▶ _Record set_:
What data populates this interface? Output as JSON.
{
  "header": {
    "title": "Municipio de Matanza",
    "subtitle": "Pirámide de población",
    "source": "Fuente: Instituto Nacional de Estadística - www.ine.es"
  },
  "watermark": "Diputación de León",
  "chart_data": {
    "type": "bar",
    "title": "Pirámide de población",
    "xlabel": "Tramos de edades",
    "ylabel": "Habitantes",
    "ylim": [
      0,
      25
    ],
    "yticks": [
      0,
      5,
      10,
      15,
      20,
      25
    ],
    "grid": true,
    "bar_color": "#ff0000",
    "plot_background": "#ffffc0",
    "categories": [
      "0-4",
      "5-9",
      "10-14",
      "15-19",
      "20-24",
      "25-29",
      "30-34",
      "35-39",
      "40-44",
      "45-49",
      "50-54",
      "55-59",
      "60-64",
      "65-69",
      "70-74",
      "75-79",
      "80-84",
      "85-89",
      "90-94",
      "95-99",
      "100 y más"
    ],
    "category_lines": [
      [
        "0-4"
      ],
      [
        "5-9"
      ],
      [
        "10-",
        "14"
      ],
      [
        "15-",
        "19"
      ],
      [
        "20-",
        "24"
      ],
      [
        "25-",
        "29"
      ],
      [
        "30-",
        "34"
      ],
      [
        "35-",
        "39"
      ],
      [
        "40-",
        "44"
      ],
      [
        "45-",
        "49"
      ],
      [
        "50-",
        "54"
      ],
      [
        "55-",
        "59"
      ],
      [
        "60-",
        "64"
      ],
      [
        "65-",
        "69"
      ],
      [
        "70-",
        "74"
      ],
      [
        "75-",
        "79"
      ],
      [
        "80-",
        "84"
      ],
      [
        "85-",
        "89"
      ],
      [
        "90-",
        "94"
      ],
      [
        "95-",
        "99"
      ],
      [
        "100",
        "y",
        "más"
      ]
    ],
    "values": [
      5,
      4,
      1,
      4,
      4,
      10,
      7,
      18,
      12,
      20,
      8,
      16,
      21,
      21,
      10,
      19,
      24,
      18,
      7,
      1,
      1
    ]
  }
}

▶ _Task directions_:
Copy each line of the listing that includes "población".

▶ _Answer to the problem_:
    "subtitle": "Pirámide de población",
    "title": "Pirámide de población",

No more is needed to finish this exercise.